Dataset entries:
****

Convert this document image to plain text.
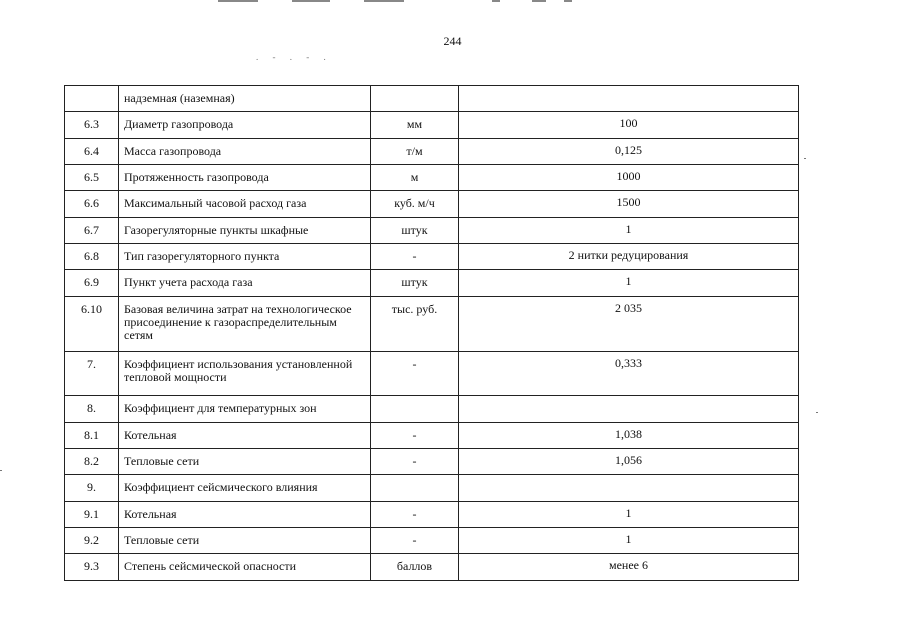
244
. - . - .
	надземная (наземная)		
6.3	Диаметр газопровода	мм	100
6.4	Масса газопровода	т/м	0,125
6.5	Протяженность газопровода	м	1000
6.6	Максимальный часовой расход газа	куб. м/ч	1500
6.7	Газорегуляторные пункты шкафные	штук	1
6.8	Тип газорегуляторного пункта	-	2 нитки редуцирования
6.9	Пункт учета расхода газа	штук	1
6.10	Базовая величина затрат на технологическое присоединение к газораспределительным сетям	тыс. руб.	2 035
7.	Коэффициент использования установленной тепловой мощности	-	0,333
8.	Коэффициент для температурных зон		
8.1	Котельная	-	1,038
8.2	Тепловые сети	-	1,056
9.	Коэффициент сейсмического влияния		
9.1	Котельная	-	1
9.2	Тепловые сети	-	1
9.3	Степень сейсмической опасности	баллов	менее 6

****

# PROBLEM STATEMENT
For the listing above, identify each line bearing "газа".

# THE RESPONSE
6.6	Максимальный часовой расход газа	куб. м/ч	1500
6.9	Пункт учета расхода газа	штук	1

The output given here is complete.